▸ **EXERCISE DESCRIPTION**:
Reproduce all the entries precisely.

▸ **ROWS**:
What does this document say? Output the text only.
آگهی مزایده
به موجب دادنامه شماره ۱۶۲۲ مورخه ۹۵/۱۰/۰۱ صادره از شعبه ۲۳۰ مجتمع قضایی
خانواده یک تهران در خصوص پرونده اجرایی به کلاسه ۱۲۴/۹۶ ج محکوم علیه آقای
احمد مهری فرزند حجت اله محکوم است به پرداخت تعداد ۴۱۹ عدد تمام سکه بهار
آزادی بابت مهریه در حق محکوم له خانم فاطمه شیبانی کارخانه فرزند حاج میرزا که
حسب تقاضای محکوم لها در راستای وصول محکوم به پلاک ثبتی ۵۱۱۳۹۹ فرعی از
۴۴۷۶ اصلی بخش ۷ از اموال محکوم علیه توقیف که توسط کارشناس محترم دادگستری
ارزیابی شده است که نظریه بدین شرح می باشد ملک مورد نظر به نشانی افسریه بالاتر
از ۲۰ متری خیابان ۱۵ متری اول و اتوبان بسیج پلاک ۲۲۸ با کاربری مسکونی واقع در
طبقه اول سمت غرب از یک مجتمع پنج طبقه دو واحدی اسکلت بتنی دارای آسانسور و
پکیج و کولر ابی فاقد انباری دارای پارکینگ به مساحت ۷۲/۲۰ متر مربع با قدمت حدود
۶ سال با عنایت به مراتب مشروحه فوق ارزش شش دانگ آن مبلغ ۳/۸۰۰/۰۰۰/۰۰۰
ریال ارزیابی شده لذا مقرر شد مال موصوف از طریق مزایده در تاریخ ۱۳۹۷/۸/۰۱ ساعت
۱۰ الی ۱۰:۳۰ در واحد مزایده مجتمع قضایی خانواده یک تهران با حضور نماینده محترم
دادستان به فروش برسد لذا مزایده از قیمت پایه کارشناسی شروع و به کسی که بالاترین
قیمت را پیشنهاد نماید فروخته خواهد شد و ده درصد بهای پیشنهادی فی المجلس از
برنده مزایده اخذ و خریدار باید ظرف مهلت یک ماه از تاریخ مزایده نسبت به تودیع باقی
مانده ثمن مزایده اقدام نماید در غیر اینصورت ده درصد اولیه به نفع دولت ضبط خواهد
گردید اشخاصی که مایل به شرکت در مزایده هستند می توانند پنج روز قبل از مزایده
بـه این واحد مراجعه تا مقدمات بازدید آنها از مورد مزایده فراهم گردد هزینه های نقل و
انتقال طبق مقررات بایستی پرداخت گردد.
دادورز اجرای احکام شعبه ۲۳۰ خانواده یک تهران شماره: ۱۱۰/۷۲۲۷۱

▸ **COMPLETED EXERCISE**:
What does this document say? Output the text only.
آگهی مزایده
به موجب دادنامه شماره ۱۶۲۲ مورخه ۹۵/۱۰/۰۱ صادره از شعبه ۲۳۰ مجتمع قضایی
خانواده یک تهران در خصوص پرونده اجرایی به کلاسه ۱۲۴/۹۶ ج محکوم علیه آقای
احمد مهری فرزند حجت اله محکوم است به پرداخت تعداد ۴۱۹ عدد تمام سکه بهار
آزادی بابت مهریه در حق محکوم له خانم فاطمه شیبانی کارخانه فرزند حاج میرزا که
حسب تقاضای محکوم لها در راستای وصول محکوم به پلاک ثبتی ۵۱۱۳۹۹ فرعی از
۴۴۷۶ اصلی بخش ۷ از اموال محکوم علیه توقیف که توسط کارشناس محترم دادگستری
ارزیابی شده است که نظریه بدین شرح می باشد ملک مورد نظر به نشانی افسریه بالاتر
از ۲۰ متری خیابان ۱۵ متری اول و اتوبان بسیج پلاک ۲۲۸ با کاربری مسکونی واقع در
طبقه اول سمت غرب از یک مجتمع پنج طبقه دو واحدی اسکلت بتنی دارای آسانسور و
پکیج و کولر ابی فاقد انباری دارای پارکینگ به مساحت ۷۲/۲۰ متر مربع با قدمت حدود
۶ سال با عنایت به مراتب مشروحه فوق ارزش شش دانگ آن مبلغ ۳/۸۰۰/۰۰۰/۰۰۰
ریال ارزیابی شده لذا مقرر شد مال موصوف از طریق مزایده در تاریخ ۱۳۹۷/۸/۰۱ ساعت
۱۰ الی ۱۰:۳۰ در واحد مزایده مجتمع قضایی خانواده یک تهران با حضور نماینده محترم
دادستان به فروش برسد لذا مزایده از قیمت پایه کارشناسی شروع و به کسی که بالاترین
قیمت را پیشنهاد نماید فروخته خواهد شد و ده درصد بهای پیشنهادی فی المجلس از
برنده مزایده اخذ و خریدار باید ظرف مهلت یک ماه از تاریخ مزایده نسبت به تودیع باقی
مانده ثمن مزایده اقدام نماید در غیر اینصورت ده درصد اولیه به نفع دولت ضبط خواهد
گردید اشخاصی که مایل به شرکت در مزایده هستند می توانند پنج روز قبل از مزایده
بـه این واحد مراجعه تا مقدمات بازدید آنها از مورد مزایده فراهم گردد هزینه های نقل و
انتقال طبق مقررات بایستی پرداخت گردد.
دادورز اجرای احکام شعبه ۲۳۰ خانواده یک تهران شماره: ۱۱۰/۷۲۲۷۱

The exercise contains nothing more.